- [INSTRUCTIONS]:
1 - Retype the part of the class-imbalance thread starting with "Can setting of" and going on through "are decent ratios.".
2 - Pick up the forum thread on decision thresholds for imbalanced classes after its last sentence and keep writing it.

- [PAGE EXTRACT]:
++++++++++++++++++++

TransWikia.com

Can setting of different thresholds help in model performance in case of handling class imbalances?

Data Science Asked on September 5, 2021

In a binary classification problem where there is class imbalance, after applying undersampling/oversampling or SMOTE techinques, is it still convention to use a 0.5 threshold if we are making the two classes completely balanced? Or should we still change the threshold based on what we are trying to optimize?

2 Answers

It is not any hard rule that the ratio of good vs bad should be 50-50. Rather it depends on your scenario, for example you have 70% goods, and 30% bads, this ratio is decent and your model should be able to understand the patterns in data well. If you have only 5 to 10% bads, and you want to improve the model performance, then Oversampling/Undersampling is required, and making 60-40, 70-30, 65-35, 55-45 are decent ratios.

++++++++++++++++++++

- [STORED DATA]:
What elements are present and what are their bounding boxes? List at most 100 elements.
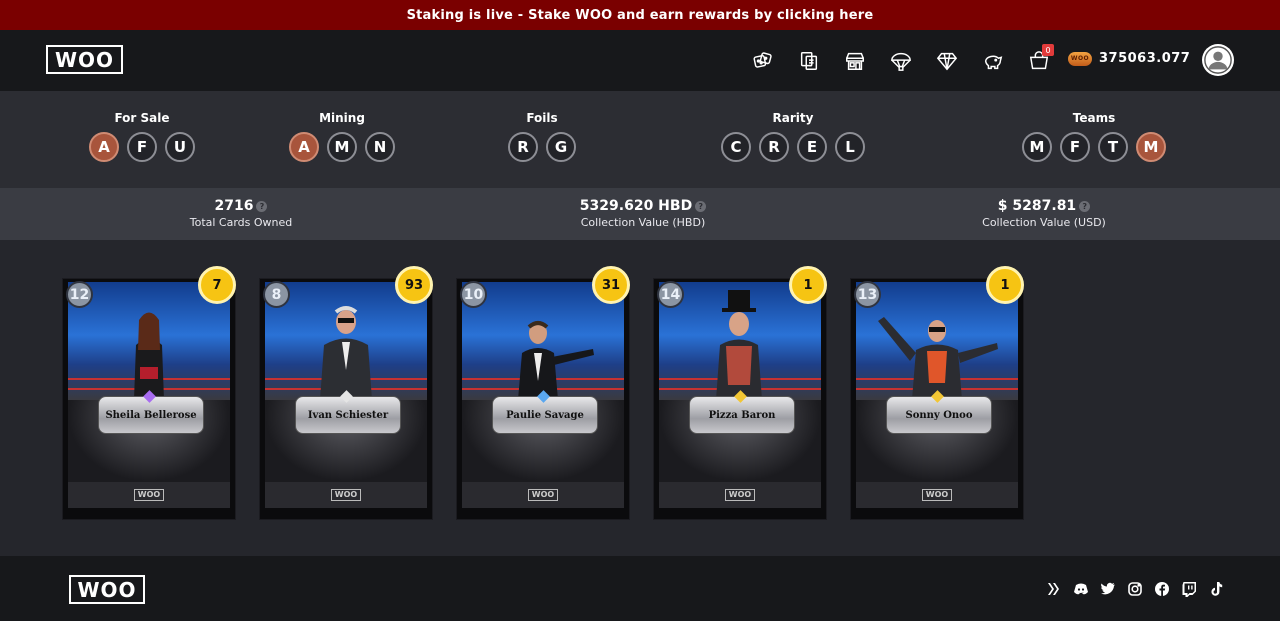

++++++++++++++++++++

- [SET OF ANSWERS]:
1 -
Can setting of different thresholds help in model performance in case of handling class imbalances?

Data Science Asked on September 5, 2021

In a binary classification problem where there is class imbalance, after applying undersampling/oversampling or SMOTE techinques, is it still convention to use a 0.5 threshold if we are making the two classes completely balanced? Or should we still change the threshold based on what we are trying to optimize?

2 Answers

It is not any hard rule that the ratio of good vs bad should be 50-50. Rather it depends on your scenario, for example you have 70% goods, and 30% bads, this ratio is decent and your model should be able to understand the patterns in data well. If you have only 5 to 10% bads, and you want to improve the model performance, then Oversampling/Undersampling is required, and making 60-40, 70-30, 65-35, 55-45 are decent ratios.

2 -
In case, when you are concerned about the distribution of each variable after oversampling, then take a look at this post too.

Answered by Deepak on September 5, 2021

If changing the threshold improves the performance of the model, it would be better to change it and use an optimal value. Balancing the dataset does not mean that you can not change the discrimination threshold. Also, in some cases when the data is originally balanced, changing the threshold could be very useful and it is a very smart move.

Answered by nimar on September 5, 2021

Add your own answers!

Ask a Question

Get help from others!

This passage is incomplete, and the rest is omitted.